_Provided data_

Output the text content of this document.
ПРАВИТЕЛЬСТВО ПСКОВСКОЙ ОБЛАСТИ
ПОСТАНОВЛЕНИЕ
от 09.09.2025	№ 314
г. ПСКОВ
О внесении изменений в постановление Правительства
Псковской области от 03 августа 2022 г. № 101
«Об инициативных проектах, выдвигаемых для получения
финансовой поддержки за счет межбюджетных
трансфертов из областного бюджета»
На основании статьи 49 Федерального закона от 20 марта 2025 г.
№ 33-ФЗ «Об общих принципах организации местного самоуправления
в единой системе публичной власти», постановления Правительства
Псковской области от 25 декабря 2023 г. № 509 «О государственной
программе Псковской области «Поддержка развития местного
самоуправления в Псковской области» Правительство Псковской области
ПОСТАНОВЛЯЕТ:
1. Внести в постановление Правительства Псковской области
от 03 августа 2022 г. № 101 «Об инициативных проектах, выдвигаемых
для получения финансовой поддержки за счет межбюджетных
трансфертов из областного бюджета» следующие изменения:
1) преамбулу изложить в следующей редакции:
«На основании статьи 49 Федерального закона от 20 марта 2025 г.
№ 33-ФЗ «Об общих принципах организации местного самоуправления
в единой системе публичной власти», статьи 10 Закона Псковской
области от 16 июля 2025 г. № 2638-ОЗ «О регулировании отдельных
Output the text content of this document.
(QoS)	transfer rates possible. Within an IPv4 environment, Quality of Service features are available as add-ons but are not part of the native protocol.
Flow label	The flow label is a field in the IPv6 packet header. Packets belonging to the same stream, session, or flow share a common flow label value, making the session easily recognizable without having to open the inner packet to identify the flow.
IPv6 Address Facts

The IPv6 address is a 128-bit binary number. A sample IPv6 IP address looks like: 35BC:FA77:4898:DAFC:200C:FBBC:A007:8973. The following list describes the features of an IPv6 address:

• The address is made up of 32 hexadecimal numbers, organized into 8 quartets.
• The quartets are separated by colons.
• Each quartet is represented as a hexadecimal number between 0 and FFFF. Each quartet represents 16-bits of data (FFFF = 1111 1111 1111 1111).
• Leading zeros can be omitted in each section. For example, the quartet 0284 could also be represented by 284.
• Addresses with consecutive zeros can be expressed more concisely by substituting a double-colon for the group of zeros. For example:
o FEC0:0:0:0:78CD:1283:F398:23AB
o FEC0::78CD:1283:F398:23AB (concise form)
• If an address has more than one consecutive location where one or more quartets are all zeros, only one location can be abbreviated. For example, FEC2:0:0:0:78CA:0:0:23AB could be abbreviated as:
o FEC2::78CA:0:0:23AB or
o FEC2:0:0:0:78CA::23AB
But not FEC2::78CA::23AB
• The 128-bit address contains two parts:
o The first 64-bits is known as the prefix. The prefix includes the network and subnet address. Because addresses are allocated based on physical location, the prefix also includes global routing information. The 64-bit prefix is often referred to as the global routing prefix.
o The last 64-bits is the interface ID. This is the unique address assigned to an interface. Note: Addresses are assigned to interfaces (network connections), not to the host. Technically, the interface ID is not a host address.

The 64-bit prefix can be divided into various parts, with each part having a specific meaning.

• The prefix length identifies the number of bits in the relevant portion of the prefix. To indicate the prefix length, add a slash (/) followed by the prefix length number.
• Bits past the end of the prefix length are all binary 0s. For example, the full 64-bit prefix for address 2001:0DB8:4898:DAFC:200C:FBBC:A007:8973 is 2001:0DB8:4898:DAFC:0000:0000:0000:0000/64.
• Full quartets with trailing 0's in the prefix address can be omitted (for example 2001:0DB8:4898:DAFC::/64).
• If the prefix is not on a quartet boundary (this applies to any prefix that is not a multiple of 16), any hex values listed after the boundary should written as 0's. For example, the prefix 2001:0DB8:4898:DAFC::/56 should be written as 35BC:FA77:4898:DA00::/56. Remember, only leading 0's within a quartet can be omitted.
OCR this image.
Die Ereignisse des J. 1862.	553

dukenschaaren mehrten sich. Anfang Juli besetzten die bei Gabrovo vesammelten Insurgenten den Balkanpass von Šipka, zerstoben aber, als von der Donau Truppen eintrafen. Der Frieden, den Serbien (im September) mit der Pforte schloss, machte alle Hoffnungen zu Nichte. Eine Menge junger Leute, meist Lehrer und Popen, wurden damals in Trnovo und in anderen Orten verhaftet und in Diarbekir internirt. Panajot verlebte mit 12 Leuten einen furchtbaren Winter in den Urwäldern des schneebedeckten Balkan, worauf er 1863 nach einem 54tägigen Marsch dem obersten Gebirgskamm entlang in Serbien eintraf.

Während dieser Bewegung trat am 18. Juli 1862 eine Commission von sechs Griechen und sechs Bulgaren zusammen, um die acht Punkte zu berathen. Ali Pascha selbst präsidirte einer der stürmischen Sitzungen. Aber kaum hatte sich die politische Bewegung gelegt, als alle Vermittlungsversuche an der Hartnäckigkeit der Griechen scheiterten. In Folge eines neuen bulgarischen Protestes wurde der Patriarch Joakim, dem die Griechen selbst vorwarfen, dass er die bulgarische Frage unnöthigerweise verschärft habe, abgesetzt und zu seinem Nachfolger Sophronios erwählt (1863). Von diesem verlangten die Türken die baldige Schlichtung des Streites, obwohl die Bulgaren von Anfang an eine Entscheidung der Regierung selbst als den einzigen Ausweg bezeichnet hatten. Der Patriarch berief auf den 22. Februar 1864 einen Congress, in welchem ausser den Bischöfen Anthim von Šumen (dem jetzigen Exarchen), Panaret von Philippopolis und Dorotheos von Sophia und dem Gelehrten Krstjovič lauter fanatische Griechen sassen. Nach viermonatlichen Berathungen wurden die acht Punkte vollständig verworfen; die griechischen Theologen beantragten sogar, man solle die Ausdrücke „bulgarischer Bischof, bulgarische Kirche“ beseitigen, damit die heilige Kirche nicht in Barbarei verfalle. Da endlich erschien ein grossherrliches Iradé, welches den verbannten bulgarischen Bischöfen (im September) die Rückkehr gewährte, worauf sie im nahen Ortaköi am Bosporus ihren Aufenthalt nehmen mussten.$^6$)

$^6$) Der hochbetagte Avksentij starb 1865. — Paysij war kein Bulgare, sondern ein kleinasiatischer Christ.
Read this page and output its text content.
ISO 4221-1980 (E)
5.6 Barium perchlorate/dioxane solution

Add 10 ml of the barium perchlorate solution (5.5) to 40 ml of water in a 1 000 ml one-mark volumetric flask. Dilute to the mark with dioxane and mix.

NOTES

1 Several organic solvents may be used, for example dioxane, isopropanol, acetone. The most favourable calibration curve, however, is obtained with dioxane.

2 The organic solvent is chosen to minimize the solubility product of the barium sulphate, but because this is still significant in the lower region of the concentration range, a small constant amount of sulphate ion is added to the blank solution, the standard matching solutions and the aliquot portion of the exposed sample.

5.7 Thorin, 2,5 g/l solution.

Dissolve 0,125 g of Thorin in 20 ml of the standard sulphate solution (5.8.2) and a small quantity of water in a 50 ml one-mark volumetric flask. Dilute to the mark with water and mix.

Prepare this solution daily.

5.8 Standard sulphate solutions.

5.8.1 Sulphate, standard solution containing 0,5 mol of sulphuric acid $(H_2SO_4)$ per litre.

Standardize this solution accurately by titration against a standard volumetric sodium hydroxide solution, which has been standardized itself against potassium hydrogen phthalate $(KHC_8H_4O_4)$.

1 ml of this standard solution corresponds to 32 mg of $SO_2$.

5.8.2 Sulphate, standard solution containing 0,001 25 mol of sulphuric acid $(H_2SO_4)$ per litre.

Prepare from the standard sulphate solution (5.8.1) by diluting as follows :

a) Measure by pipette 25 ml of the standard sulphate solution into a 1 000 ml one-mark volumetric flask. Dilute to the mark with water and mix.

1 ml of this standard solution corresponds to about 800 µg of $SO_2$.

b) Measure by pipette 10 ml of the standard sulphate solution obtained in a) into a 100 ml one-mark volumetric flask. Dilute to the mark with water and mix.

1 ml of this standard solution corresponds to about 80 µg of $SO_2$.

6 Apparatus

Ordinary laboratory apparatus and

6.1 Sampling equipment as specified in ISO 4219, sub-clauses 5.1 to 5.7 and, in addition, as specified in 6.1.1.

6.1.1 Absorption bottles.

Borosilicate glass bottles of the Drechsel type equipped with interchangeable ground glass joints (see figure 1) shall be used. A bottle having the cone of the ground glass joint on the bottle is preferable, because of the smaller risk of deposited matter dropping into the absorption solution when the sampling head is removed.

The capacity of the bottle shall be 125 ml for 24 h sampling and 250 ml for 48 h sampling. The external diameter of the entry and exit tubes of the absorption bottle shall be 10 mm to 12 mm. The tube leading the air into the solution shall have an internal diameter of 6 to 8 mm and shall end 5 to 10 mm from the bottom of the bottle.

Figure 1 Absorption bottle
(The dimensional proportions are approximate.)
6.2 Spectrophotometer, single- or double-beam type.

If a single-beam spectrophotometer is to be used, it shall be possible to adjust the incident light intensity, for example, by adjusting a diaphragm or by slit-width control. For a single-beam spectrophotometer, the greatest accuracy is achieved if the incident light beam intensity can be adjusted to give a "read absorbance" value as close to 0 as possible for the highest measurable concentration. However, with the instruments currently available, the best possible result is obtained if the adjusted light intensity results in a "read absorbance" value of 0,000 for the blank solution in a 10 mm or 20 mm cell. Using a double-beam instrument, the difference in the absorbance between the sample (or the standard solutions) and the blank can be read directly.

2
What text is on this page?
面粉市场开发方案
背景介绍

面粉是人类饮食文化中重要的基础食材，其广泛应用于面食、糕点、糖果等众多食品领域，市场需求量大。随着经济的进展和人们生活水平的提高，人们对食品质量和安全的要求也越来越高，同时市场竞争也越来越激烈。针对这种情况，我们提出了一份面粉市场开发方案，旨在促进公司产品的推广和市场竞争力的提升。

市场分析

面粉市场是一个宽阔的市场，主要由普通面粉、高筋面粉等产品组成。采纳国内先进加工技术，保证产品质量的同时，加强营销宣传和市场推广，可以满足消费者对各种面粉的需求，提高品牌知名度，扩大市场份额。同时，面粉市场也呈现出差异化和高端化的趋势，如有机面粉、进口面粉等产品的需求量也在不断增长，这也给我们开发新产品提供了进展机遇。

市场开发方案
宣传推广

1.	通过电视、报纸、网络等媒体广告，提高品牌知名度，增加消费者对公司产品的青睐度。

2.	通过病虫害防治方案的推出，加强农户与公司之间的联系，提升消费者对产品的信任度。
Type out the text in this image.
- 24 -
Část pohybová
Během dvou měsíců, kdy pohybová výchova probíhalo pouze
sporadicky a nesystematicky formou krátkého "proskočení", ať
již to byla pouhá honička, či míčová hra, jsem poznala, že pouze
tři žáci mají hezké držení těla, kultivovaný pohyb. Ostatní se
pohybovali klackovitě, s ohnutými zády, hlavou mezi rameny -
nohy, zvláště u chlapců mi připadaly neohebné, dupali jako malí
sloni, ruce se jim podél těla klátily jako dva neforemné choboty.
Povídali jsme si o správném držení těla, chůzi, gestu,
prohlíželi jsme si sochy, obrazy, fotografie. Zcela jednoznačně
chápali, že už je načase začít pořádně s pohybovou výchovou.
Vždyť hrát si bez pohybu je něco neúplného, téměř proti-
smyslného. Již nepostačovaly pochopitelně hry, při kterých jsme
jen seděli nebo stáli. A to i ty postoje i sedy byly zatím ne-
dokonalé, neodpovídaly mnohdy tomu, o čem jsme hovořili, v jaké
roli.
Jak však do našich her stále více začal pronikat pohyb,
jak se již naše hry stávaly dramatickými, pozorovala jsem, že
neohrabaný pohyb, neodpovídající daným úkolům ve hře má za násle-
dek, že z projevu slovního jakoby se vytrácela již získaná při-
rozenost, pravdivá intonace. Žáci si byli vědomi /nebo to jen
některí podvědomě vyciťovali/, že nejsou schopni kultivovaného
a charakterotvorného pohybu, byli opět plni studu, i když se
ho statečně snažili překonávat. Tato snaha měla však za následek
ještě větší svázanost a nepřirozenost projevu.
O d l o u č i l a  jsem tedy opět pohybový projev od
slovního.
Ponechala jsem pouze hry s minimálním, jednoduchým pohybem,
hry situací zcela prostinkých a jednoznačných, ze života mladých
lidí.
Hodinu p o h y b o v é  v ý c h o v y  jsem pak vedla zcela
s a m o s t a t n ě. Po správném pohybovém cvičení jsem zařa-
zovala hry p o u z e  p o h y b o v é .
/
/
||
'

_What is needed_
Count every line of the material above that holds the string "corresponds", then state only the total.

_Solution for this task_
3